▶ [Records for processing]:

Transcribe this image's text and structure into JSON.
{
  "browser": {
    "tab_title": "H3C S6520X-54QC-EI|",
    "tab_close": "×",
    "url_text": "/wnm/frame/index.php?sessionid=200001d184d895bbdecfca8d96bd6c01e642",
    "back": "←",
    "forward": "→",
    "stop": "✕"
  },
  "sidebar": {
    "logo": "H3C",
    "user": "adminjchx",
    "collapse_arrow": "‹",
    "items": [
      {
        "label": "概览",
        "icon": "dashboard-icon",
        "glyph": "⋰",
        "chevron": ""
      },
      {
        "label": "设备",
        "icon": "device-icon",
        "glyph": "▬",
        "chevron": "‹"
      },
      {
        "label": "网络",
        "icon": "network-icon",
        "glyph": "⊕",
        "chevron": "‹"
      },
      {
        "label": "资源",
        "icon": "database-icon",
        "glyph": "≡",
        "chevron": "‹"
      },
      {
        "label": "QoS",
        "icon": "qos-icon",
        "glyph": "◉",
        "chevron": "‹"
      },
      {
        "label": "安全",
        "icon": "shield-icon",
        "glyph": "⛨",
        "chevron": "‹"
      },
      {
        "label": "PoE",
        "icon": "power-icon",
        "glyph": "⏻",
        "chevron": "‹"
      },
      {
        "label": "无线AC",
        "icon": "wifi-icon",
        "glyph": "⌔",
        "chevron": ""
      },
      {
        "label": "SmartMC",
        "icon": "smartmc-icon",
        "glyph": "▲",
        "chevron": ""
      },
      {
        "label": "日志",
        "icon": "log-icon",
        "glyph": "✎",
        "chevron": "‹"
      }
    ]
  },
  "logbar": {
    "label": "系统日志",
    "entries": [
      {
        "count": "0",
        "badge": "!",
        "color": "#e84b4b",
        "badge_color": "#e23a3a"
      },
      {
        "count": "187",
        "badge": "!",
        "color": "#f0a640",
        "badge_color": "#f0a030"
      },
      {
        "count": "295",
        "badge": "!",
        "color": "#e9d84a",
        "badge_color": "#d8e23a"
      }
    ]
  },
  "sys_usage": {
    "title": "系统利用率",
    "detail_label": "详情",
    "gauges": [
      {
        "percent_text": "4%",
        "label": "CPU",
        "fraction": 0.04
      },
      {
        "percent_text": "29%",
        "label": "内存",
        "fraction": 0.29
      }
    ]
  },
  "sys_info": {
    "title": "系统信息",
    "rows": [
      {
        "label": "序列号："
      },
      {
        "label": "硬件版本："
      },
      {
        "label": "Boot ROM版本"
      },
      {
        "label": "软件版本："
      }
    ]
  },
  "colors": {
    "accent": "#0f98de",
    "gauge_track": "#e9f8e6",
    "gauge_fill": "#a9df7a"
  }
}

▶ [Exercise aim]:
Output the listing above without altering a single character.

▶ [Solution to this exercise]:
Transcribe this image's text and structure into JSON.
{
  "browser": {
    "tab_title": "H3C S6520X-54QC-EI|",
    "tab_close": "×",
    "url_text": "/wnm/frame/index.php?sessionid=200001d184d895bbdecfca8d96bd6c01e642",
    "back": "←",
    "forward": "→",
    "stop": "✕"
  },
  "sidebar": {
    "logo": "H3C",
    "user": "adminjchx",
    "collapse_arrow": "‹",
    "items": [
      {
        "label": "概览",
        "icon": "dashboard-icon",
        "glyph": "⋰",
        "chevron": ""
      },
      {
        "label": "设备",
        "icon": "device-icon",
        "glyph": "▬",
        "chevron": "‹"
      },
      {
        "label": "网络",
        "icon": "network-icon",
        "glyph": "⊕",
        "chevron": "‹"
      },
      {
        "label": "资源",
        "icon": "database-icon",
        "glyph": "≡",
        "chevron": "‹"
      },
      {
        "label": "QoS",
        "icon": "qos-icon",
        "glyph": "◉",
        "chevron": "‹"
      },
      {
        "label": "安全",
        "icon": "shield-icon",
        "glyph": "⛨",
        "chevron": "‹"
      },
      {
        "label": "PoE",
        "icon": "power-icon",
        "glyph": "⏻",
        "chevron": "‹"
      },
      {
        "label": "无线AC",
        "icon": "wifi-icon",
        "glyph": "⌔",
        "chevron": ""
      },
      {
        "label": "SmartMC",
        "icon": "smartmc-icon",
        "glyph": "▲",
        "chevron": ""
      },
      {
        "label": "日志",
        "icon": "log-icon",
        "glyph": "✎",
        "chevron": "‹"
      }
    ]
  },
  "logbar": {
    "label": "系统日志",
    "entries": [
      {
        "count": "0",
        "badge": "!",
        "color": "#e84b4b",
        "badge_color": "#e23a3a"
      },
      {
        "count": "187",
        "badge": "!",
        "color": "#f0a640",
        "badge_color": "#f0a030"
      },
      {
        "count": "295",
        "badge": "!",
        "color": "#e9d84a",
        "badge_color": "#d8e23a"
      }
    ]
  },
  "sys_usage": {
    "title": "系统利用率",
    "detail_label": "详情",
    "gauges": [
      {
        "percent_text": "4%",
        "label": "CPU",
        "fraction": 0.04
      },
      {
        "percent_text": "29%",
        "label": "内存",
        "fraction": 0.29
      }
    ]
  },
  "sys_info": {
    "title": "系统信息",
    "rows": [
      {
        "label": "序列号："
      },
      {
        "label": "硬件版本："
      },
      {
        "label": "Boot ROM版本"
      },
      {
        "label": "软件版本："
      }
    ]
  },
  "colors": {
    "accent": "#0f98de",
    "gauge_track": "#e9f8e6",
    "gauge_fill": "#a9df7a"
  }
}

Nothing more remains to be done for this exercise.